#### Brief
Copy each line in the data that includes the word "November".

Structured figure records:
□ □ □ □ □ □ □

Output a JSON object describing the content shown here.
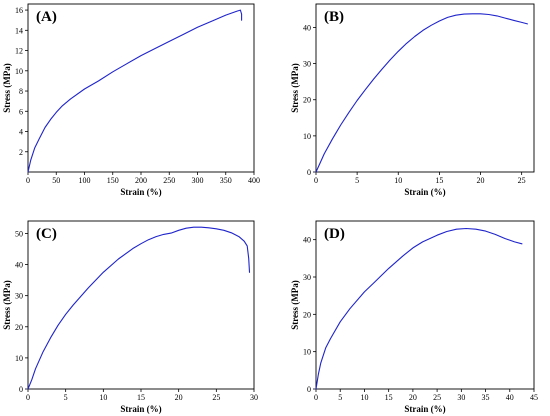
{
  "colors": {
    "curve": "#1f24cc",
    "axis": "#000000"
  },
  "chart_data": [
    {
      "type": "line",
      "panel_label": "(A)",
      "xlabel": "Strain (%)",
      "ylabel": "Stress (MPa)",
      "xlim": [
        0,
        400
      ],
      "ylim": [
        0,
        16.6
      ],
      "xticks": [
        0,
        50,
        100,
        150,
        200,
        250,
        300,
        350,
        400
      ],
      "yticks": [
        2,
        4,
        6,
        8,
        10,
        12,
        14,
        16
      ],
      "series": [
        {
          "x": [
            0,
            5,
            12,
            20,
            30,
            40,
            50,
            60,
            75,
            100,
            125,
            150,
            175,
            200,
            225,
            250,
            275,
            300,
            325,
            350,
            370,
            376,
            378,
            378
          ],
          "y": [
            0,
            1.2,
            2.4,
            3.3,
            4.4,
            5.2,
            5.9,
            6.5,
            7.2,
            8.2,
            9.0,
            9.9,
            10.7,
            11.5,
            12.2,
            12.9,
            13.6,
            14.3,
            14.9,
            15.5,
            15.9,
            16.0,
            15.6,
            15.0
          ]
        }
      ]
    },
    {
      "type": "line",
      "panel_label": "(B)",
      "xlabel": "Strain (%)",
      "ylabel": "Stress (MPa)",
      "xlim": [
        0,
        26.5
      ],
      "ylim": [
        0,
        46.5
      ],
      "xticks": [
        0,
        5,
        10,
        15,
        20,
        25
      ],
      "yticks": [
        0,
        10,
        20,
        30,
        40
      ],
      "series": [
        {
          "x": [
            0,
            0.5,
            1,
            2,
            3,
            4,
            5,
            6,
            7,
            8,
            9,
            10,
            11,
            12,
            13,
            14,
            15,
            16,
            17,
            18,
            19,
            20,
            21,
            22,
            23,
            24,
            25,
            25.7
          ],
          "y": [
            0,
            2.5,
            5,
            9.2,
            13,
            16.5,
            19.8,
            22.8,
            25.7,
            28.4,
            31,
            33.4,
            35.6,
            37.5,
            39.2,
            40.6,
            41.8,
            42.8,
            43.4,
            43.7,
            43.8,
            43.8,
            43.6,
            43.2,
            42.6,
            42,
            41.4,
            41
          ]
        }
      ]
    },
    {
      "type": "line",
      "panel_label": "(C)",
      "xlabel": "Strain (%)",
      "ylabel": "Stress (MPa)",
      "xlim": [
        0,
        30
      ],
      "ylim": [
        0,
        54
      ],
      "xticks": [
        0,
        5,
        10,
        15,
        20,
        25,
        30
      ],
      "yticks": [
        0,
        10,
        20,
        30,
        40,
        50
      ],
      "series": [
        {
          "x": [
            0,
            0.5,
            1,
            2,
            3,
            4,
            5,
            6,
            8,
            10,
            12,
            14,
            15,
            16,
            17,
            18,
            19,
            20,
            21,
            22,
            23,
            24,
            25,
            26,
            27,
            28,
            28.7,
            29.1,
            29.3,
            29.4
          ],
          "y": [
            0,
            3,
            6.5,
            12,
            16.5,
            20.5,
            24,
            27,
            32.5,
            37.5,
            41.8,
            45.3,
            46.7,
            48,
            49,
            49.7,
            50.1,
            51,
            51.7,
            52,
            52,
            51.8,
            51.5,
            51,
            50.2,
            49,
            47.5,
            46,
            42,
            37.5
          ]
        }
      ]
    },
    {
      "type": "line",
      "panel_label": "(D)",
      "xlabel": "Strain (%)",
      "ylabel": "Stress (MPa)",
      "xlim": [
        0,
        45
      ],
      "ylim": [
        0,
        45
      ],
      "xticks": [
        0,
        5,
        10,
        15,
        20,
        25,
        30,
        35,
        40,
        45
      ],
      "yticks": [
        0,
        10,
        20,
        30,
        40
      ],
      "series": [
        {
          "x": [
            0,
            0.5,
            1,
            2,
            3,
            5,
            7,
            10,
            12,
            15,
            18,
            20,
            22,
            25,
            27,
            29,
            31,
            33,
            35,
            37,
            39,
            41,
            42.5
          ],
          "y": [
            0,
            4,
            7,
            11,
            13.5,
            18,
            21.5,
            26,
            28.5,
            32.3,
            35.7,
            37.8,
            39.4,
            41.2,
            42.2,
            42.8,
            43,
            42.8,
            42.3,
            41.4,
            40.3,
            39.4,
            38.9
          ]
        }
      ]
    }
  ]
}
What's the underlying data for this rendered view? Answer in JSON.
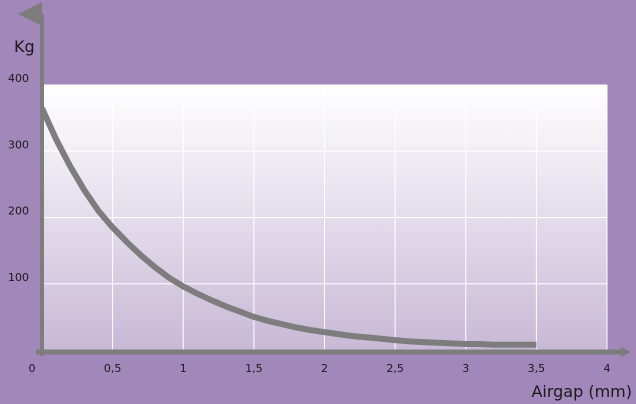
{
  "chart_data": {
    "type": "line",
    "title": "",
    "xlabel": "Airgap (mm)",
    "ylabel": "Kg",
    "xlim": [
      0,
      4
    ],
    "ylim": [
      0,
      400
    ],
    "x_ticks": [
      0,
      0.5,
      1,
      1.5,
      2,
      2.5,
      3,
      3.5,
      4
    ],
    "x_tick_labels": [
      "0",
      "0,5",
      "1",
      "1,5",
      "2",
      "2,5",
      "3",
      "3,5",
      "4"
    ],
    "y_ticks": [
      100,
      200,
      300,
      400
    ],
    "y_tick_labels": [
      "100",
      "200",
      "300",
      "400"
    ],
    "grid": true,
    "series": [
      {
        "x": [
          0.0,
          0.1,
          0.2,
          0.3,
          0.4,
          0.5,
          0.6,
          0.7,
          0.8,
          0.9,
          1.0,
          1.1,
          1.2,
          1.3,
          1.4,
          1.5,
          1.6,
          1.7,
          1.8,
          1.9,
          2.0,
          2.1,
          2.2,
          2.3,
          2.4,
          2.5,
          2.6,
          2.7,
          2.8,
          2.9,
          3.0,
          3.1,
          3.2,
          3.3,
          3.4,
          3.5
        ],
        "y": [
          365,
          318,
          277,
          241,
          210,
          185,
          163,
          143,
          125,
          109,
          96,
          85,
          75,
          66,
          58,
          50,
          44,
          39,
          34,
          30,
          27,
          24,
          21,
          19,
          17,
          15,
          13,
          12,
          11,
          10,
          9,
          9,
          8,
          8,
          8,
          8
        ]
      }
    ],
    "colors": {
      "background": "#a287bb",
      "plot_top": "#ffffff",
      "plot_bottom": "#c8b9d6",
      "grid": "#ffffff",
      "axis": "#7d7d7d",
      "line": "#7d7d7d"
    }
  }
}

□ □ □ □ □ □ □

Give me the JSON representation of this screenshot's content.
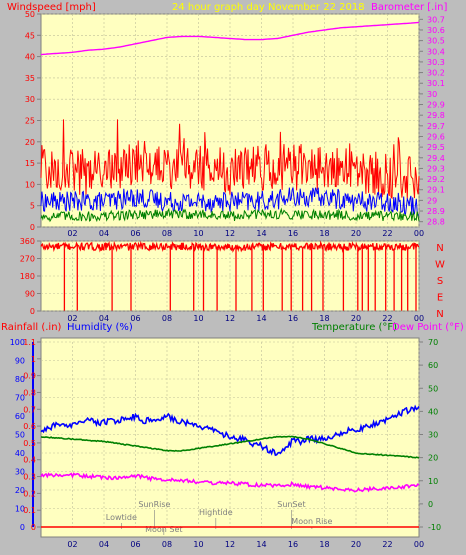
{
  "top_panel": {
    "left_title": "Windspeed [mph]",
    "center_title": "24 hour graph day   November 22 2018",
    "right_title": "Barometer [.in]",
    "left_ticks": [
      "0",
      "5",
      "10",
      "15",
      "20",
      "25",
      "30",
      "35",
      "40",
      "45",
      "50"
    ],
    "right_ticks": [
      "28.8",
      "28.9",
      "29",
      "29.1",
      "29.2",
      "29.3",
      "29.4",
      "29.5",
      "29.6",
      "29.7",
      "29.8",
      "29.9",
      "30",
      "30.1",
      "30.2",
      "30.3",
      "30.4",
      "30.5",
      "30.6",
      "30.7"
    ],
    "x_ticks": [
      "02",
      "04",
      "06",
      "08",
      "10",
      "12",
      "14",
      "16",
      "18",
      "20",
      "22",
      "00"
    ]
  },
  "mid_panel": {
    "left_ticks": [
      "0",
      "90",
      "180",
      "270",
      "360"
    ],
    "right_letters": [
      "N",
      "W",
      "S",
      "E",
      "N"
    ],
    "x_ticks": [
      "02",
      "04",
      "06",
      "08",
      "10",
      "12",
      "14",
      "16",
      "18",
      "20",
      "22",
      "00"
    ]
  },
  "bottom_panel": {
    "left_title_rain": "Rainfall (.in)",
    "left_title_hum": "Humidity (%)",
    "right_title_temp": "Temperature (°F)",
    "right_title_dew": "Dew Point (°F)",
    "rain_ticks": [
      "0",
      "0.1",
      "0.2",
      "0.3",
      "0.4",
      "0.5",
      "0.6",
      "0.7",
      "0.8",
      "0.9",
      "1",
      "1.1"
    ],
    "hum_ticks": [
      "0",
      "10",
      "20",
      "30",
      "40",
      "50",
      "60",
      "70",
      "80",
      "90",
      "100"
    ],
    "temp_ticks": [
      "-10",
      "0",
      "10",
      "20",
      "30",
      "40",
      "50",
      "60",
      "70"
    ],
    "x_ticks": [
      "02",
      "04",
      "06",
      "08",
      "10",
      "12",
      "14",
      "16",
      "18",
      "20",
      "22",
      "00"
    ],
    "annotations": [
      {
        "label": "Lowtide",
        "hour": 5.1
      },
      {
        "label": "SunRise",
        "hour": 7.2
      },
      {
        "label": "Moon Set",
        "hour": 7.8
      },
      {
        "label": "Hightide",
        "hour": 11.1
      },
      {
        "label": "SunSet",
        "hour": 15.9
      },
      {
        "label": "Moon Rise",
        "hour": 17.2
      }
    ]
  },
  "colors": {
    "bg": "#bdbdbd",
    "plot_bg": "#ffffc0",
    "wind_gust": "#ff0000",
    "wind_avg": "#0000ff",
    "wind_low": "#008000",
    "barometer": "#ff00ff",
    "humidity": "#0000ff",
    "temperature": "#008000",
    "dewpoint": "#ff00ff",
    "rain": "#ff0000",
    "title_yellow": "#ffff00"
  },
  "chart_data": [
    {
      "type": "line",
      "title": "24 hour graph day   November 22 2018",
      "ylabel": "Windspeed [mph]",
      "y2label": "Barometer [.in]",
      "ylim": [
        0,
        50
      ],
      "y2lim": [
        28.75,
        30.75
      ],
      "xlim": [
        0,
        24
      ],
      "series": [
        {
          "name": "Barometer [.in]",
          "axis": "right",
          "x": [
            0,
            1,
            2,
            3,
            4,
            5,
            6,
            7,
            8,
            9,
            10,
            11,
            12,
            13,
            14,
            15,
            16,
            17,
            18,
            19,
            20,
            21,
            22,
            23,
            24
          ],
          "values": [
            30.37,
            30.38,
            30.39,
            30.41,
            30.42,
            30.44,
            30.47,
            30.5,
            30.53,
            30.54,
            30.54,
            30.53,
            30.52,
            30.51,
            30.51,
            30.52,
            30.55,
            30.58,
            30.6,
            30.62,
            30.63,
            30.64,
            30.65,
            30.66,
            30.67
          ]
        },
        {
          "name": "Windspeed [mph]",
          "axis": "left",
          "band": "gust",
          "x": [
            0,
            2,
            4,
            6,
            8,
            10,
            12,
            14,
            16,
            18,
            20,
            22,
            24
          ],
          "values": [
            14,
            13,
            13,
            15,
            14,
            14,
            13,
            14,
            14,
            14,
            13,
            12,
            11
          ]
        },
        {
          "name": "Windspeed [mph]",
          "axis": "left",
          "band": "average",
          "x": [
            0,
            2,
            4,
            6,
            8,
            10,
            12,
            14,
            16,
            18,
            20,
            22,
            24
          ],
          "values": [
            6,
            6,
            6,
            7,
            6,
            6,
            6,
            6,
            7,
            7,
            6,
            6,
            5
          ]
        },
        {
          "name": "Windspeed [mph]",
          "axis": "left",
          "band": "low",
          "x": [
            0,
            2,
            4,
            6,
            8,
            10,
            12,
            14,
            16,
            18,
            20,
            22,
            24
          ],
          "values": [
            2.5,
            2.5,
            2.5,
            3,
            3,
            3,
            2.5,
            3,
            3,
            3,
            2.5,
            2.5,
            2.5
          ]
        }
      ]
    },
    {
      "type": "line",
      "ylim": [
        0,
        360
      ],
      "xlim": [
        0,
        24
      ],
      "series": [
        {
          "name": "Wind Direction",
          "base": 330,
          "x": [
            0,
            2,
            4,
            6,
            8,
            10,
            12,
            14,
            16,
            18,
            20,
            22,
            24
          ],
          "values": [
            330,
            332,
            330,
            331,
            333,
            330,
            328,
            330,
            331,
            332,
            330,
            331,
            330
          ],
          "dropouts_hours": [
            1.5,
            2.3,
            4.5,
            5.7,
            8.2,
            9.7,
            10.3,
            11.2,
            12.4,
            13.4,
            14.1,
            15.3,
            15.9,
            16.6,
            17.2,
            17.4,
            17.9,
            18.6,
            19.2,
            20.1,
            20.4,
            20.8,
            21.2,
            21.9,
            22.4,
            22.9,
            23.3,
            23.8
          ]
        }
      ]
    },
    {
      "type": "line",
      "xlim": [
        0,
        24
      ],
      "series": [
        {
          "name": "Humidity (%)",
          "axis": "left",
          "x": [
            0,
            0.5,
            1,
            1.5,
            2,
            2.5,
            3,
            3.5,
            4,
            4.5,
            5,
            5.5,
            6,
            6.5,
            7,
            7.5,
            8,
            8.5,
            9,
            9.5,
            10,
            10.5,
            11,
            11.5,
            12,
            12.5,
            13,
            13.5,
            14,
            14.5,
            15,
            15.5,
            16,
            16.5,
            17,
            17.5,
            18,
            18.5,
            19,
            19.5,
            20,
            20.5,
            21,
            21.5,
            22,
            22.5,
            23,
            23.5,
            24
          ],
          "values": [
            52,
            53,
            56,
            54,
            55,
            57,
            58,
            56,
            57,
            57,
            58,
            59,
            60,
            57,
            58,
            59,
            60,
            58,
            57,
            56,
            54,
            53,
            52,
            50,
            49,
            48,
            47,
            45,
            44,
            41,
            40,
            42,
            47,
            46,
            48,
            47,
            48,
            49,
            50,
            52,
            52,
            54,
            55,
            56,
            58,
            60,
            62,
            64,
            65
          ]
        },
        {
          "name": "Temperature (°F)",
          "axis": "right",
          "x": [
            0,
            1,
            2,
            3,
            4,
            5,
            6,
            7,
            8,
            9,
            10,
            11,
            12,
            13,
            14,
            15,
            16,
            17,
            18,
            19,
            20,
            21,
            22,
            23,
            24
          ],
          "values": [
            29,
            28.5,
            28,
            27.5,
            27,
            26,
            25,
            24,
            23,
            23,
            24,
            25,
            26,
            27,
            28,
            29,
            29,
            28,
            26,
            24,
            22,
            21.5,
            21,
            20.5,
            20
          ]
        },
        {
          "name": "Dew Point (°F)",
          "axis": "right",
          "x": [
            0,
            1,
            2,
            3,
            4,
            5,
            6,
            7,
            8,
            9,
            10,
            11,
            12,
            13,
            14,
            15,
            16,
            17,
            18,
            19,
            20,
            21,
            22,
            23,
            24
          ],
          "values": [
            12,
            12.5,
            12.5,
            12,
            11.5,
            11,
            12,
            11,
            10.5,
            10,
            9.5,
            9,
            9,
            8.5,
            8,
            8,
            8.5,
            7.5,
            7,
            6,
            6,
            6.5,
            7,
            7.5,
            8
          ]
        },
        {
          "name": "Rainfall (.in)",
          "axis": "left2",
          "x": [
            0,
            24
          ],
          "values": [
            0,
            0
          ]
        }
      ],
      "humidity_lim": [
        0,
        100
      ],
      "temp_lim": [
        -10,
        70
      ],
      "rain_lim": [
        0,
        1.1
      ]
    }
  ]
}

□ □ □ □ □ □ □

#### Finished task
    "center_title": "24 hour graph day   November 22 2018",
      "title": "24 hour graph day   November 22 2018",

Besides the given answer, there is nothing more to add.